● **GIVEN EXERCISE**: Return the whole listing, line for line, without the pictures in it.

● **DATA ENTRIES**:

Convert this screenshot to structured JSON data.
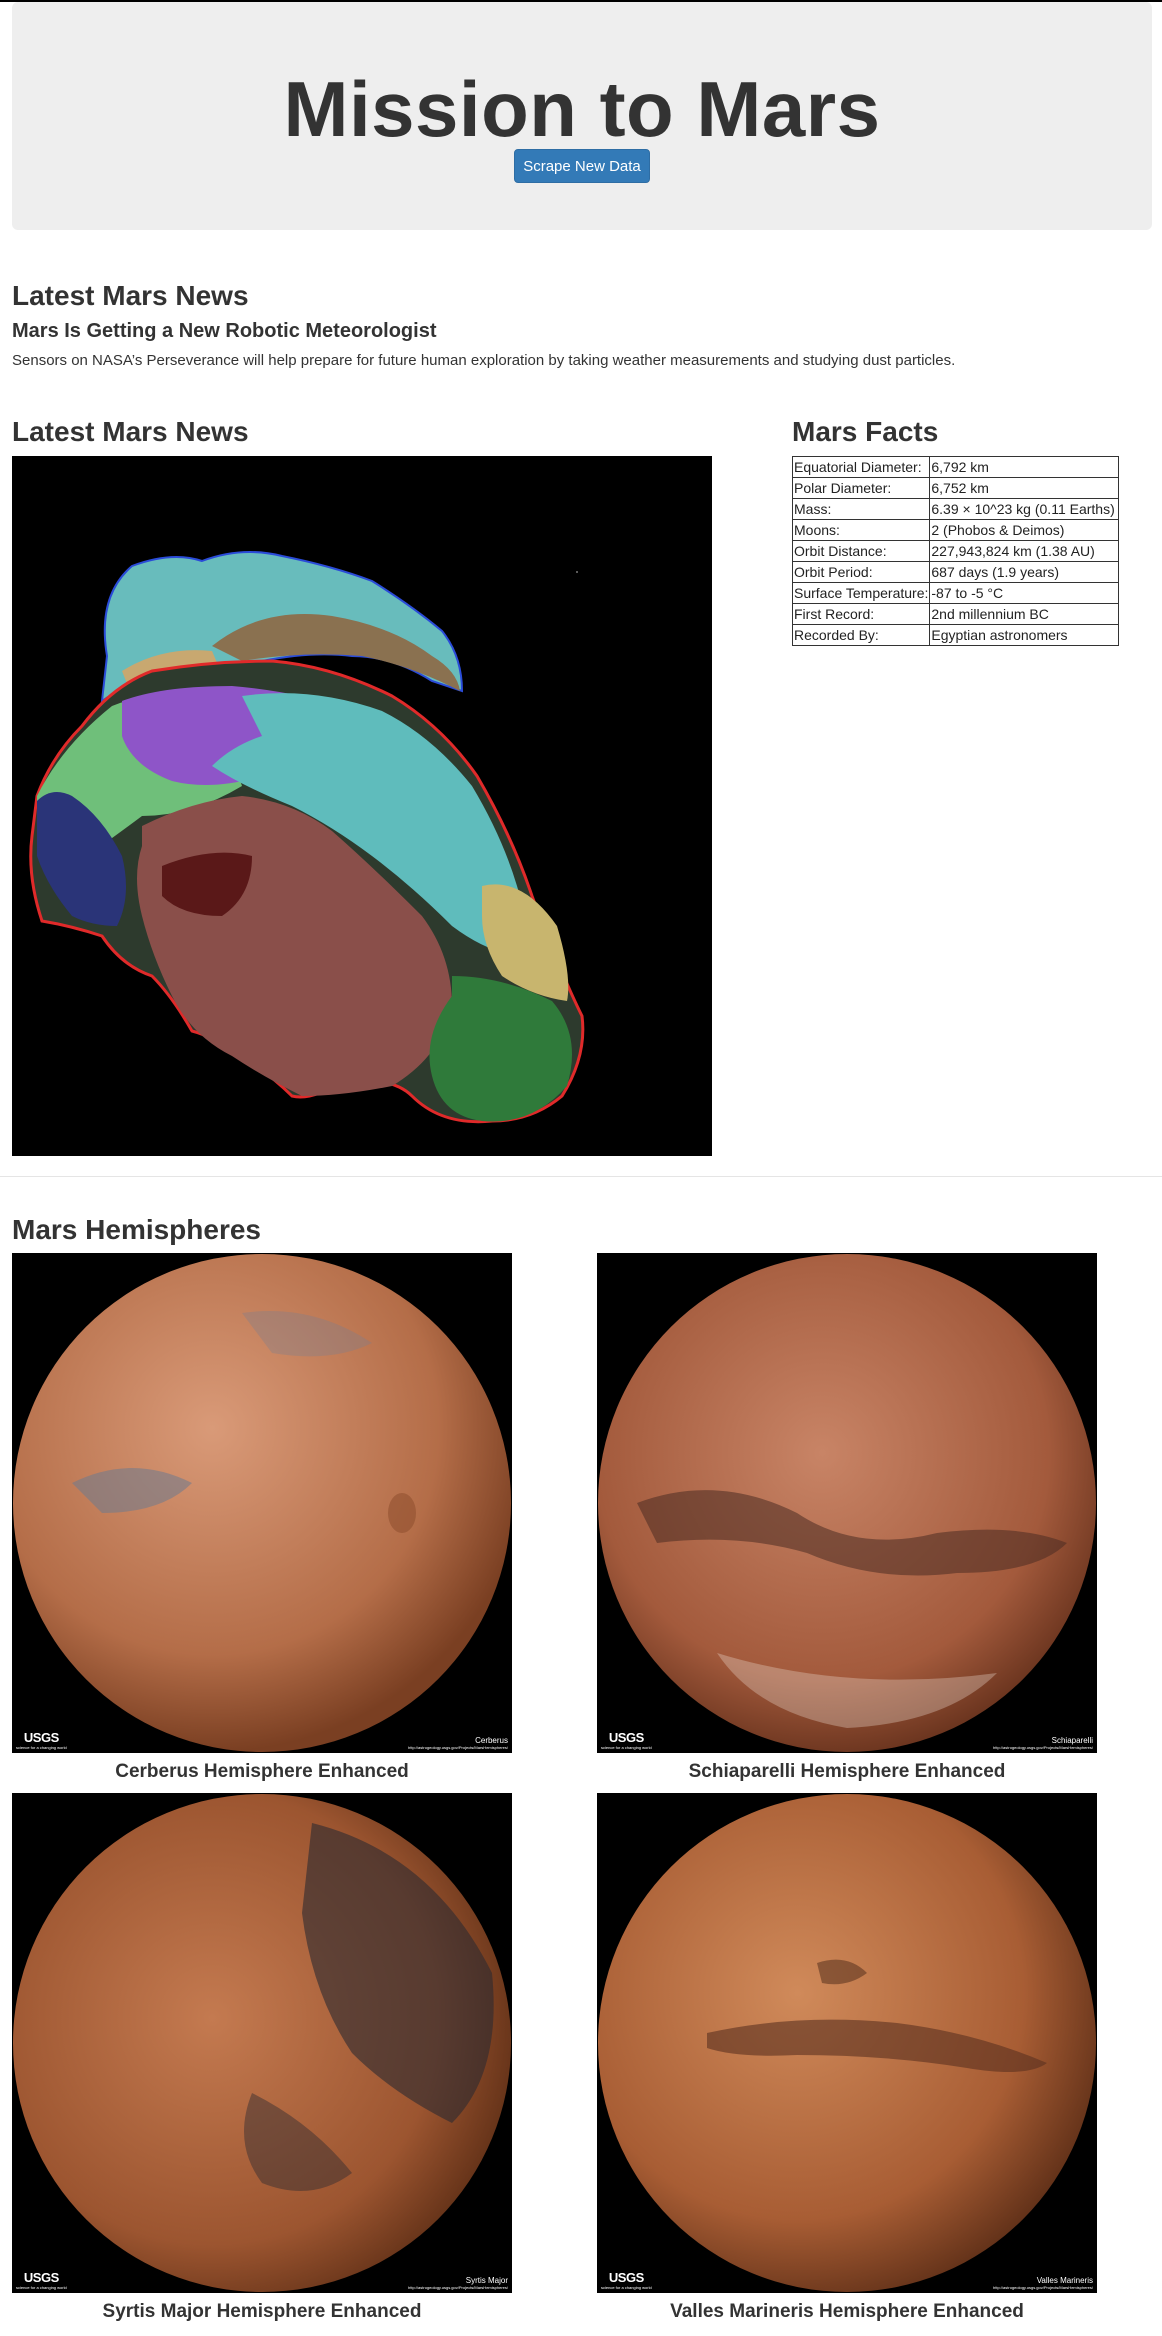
{
  "header": {
    "title": "Mission to Mars",
    "scrape_button": "Scrape New Data"
  },
  "news": {
    "section_title": "Latest Mars News",
    "title": "Mars Is Getting a New Robotic Meteorologist",
    "paragraph": "Sensors on NASA’s Perseverance will help prepare for future human exploration by taking weather measurements and studying dust particles."
  },
  "featured": {
    "section_title": "Latest Mars News"
  },
  "facts": {
    "section_title": "Mars Facts",
    "rows": [
      {
        "label": "Equatorial Diameter:",
        "value": "6,792 km"
      },
      {
        "label": "Polar Diameter:",
        "value": "6,752 km"
      },
      {
        "label": "Mass:",
        "value": "6.39 × 10^23 kg (0.11 Earths)"
      },
      {
        "label": "Moons:",
        "value": "2 (Phobos & Deimos)"
      },
      {
        "label": "Orbit Distance:",
        "value": "227,943,824 km (1.38 AU)"
      },
      {
        "label": "Orbit Period:",
        "value": "687 days (1.9 years)"
      },
      {
        "label": "Surface Temperature:",
        "value": "-87 to -5 °C"
      },
      {
        "label": "First Record:",
        "value": "2nd millennium BC"
      },
      {
        "label": "Recorded By:",
        "value": "Egyptian astronomers"
      }
    ]
  },
  "hemispheres": {
    "section_title": "Mars Hemispheres",
    "logo_text": "USGS",
    "logo_tagline": "science for a changing world",
    "credit_url": "http://astrogeology.usgs.gov/Projects/MarsHemispheres/",
    "items": [
      {
        "title": "Cerberus Hemisphere Enhanced",
        "label": "Cerberus"
      },
      {
        "title": "Schiaparelli Hemisphere Enhanced",
        "label": "Schiaparelli"
      },
      {
        "title": "Syrtis Major Hemisphere Enhanced",
        "label": "Syrtis Major"
      },
      {
        "title": "Valles Marineris Hemisphere Enhanced",
        "label": "Valles Marineris"
      }
    ]
  },
  "colors": {
    "button": "#337ab7",
    "jumbotron": "#eeeeee",
    "text": "#333333"
  }
}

● **RIGHT ANSWER**:
Convert this screenshot to structured JSON data.
{
  "header": {
    "title": "Mission to Mars",
    "scrape_button": "Scrape New Data"
  },
  "news": {
    "section_title": "Latest Mars News",
    "title": "Mars Is Getting a New Robotic Meteorologist",
    "paragraph": "Sensors on NASA’s Perseverance will help prepare for future human exploration by taking weather measurements and studying dust particles."
  },
  "featured": {
    "section_title": "Latest Mars News"
  },
  "facts": {
    "section_title": "Mars Facts",
    "rows": [
      {
        "label": "Equatorial Diameter:",
        "value": "6,792 km"
      },
      {
        "label": "Polar Diameter:",
        "value": "6,752 km"
      },
      {
        "label": "Mass:",
        "value": "6.39 × 10^23 kg (0.11 Earths)"
      },
      {
        "label": "Moons:",
        "value": "2 (Phobos & Deimos)"
      },
      {
        "label": "Orbit Distance:",
        "value": "227,943,824 km (1.38 AU)"
      },
      {
        "label": "Orbit Period:",
        "value": "687 days (1.9 years)"
      },
      {
        "label": "Surface Temperature:",
        "value": "-87 to -5 °C"
      },
      {
        "label": "First Record:",
        "value": "2nd millennium BC"
      },
      {
        "label": "Recorded By:",
        "value": "Egyptian astronomers"
      }
    ]
  },
  "hemispheres": {
    "section_title": "Mars Hemispheres",
    "logo_text": "USGS",
    "logo_tagline": "science for a changing world",
    "credit_url": "http://astrogeology.usgs.gov/Projects/MarsHemispheres/",
    "items": [
      {
        "title": "Cerberus Hemisphere Enhanced",
        "label": "Cerberus"
      },
      {
        "title": "Schiaparelli Hemisphere Enhanced",
        "label": "Schiaparelli"
      },
      {
        "title": "Syrtis Major Hemisphere Enhanced",
        "label": "Syrtis Major"
      },
      {
        "title": "Valles Marineris Hemisphere Enhanced",
        "label": "Valles Marineris"
      }
    ]
  },
  "colors": {
    "button": "#337ab7",
    "jumbotron": "#eeeeee",
    "text": "#333333"
  }
}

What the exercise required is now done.